## WHAT YOU NEED TO DO
Pull out every line of the listing below where "coding" appears.

═════ PROVIDED MATERIAL ═════

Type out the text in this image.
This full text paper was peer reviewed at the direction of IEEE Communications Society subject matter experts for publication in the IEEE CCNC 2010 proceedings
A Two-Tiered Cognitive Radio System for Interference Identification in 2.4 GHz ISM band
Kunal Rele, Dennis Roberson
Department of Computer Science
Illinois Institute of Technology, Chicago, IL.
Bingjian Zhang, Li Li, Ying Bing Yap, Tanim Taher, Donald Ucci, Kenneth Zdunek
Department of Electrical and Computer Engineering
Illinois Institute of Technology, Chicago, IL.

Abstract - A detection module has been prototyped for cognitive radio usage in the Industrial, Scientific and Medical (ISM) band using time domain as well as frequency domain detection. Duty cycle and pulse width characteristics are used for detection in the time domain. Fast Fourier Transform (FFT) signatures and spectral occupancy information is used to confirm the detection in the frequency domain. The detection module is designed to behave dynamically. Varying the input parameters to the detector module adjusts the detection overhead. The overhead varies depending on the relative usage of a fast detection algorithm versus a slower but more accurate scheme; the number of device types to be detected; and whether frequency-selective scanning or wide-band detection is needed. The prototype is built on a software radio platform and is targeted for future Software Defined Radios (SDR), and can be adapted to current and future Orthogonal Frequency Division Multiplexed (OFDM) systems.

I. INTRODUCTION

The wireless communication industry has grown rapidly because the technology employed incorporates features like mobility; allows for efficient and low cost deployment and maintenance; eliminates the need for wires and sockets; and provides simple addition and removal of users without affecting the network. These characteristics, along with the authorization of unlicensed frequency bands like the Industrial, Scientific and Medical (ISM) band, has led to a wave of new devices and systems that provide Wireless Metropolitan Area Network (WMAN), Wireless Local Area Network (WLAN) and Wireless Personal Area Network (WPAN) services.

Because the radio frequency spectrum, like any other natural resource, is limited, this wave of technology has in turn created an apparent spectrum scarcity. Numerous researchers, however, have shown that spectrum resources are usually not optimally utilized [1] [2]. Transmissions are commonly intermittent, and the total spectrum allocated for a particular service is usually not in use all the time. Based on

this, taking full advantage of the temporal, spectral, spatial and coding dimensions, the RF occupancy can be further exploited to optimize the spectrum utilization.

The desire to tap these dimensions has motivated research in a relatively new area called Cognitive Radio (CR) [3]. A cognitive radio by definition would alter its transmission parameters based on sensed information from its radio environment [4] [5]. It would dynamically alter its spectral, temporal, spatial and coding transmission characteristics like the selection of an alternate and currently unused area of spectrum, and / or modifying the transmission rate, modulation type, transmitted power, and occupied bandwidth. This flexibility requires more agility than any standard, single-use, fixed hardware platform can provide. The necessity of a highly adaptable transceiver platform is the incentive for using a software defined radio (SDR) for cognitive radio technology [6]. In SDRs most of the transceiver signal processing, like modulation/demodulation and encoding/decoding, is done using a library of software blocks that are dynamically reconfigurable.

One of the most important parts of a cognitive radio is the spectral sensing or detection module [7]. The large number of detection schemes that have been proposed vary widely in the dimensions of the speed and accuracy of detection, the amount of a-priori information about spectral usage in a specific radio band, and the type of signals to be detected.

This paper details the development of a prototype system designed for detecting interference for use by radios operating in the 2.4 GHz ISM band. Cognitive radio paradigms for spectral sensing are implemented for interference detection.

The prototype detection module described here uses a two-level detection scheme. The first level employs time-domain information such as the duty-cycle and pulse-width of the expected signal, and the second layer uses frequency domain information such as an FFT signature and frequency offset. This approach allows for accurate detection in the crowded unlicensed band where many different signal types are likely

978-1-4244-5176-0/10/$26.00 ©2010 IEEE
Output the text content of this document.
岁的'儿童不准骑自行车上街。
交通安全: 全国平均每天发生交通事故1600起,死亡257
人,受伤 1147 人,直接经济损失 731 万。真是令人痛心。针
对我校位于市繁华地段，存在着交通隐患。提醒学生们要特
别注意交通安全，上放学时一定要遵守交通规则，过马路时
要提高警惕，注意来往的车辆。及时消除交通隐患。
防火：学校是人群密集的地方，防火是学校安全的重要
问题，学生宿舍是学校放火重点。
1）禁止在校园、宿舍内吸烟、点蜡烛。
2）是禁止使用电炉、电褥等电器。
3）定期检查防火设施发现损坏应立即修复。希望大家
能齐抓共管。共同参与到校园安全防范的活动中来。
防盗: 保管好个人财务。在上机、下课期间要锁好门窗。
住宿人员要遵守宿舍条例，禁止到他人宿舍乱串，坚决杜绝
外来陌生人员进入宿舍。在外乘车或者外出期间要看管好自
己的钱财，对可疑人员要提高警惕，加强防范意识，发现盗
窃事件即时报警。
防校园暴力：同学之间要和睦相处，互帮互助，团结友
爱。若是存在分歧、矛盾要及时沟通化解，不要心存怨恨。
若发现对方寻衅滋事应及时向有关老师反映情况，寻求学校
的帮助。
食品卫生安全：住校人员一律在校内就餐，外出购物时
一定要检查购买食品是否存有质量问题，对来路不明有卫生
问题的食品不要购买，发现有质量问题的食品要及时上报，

═════

## EXERCISE RESPONSE
this, taking full advantage of the temporal, spectral, spatial and coding dimensions, the RF occupancy can be further exploited to optimize the spectrum utilization.
The desire to tap these dimensions has motivated research in a relatively new area called Cognitive Radio (CR) [3]. A cognitive radio by definition would alter its transmission parameters based on sensed information from its radio environment [4] [5]. It would dynamically alter its spectral, temporal, spatial and coding transmission characteristics like the selection of an alternate and currently unused area of spectrum, and / or modifying the transmission rate, modulation type, transmitted power, and occupied bandwidth. This flexibility requires more agility than any standard, single-use, fixed hardware platform can provide. The necessity of a highly adaptable transceiver platform is the incentive for using a software defined radio (SDR) for cognitive radio technology [6]. In SDRs most of the transceiver signal processing, like modulation/demodulation and encoding/decoding, is done using a library of software blocks that are dynamically reconfigurable.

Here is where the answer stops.